_What to work on_
Give the number of lines in the records below that include "JSON". Reply with that number alone.
[START OF Entries supplied]
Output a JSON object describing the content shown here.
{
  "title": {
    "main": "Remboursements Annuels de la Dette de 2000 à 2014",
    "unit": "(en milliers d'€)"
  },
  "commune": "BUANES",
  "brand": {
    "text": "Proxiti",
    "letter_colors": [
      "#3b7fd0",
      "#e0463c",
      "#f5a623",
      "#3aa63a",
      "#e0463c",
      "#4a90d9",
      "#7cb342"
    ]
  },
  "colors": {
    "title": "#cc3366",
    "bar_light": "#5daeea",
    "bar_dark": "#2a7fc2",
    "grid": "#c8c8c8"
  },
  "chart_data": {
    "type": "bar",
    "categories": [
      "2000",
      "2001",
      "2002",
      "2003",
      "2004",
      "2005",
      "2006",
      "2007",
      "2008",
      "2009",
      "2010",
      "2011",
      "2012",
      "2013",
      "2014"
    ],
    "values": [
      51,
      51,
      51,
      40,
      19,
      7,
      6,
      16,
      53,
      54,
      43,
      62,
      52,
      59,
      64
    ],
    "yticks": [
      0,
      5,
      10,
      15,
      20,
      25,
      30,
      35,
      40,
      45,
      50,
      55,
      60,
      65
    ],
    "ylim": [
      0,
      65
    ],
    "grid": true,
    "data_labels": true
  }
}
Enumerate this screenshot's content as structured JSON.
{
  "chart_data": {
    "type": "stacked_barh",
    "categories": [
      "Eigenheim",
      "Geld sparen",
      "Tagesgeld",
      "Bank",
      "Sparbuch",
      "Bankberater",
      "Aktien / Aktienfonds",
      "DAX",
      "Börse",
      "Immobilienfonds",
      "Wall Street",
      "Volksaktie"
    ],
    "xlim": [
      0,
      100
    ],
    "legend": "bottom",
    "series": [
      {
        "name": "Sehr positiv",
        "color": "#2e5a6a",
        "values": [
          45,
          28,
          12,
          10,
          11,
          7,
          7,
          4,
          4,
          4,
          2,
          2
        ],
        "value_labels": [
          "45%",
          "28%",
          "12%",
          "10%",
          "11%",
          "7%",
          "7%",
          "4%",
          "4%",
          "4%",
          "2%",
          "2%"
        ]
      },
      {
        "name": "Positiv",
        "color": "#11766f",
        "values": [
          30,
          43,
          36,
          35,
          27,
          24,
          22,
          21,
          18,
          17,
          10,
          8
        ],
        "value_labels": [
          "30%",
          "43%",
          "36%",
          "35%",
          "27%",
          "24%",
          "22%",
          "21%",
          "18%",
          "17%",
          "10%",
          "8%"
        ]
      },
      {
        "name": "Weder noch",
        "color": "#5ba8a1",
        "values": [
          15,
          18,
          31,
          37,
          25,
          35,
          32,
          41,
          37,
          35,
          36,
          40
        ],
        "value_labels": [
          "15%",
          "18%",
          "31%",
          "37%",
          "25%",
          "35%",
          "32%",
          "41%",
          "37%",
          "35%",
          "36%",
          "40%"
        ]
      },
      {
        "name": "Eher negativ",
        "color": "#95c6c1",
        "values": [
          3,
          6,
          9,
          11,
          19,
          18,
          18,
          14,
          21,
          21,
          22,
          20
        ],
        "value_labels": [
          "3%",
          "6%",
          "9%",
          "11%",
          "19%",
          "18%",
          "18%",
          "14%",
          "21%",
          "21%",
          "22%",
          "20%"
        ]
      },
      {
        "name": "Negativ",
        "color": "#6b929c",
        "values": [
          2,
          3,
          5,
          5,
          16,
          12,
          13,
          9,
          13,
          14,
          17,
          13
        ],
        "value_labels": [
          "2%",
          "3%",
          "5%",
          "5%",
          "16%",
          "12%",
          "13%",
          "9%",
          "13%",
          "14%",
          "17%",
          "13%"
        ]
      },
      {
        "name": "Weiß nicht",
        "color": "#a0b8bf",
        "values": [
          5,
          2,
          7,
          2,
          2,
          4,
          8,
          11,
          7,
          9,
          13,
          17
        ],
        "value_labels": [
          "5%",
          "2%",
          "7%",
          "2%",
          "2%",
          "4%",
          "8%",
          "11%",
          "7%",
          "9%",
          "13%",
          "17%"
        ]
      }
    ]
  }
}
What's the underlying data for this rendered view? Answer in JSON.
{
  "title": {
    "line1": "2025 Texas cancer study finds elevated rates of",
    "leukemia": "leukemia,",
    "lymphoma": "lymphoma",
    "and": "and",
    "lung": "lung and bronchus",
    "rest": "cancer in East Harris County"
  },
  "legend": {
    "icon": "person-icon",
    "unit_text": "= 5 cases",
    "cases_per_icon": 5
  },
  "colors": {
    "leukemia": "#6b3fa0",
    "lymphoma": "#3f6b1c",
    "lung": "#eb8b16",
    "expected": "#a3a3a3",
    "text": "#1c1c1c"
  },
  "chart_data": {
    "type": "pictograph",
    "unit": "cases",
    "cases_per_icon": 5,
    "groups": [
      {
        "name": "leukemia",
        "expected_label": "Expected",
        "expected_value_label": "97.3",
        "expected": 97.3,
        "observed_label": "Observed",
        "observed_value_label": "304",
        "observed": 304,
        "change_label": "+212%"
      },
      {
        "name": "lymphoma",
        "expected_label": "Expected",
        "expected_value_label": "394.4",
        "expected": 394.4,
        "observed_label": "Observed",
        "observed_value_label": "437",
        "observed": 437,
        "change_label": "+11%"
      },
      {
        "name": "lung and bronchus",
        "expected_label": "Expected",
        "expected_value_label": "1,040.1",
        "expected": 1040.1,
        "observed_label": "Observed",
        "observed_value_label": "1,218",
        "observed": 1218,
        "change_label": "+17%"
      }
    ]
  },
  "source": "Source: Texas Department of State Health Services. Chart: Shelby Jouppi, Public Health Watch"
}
[END OF Entries supplied]
_Finished answer_
3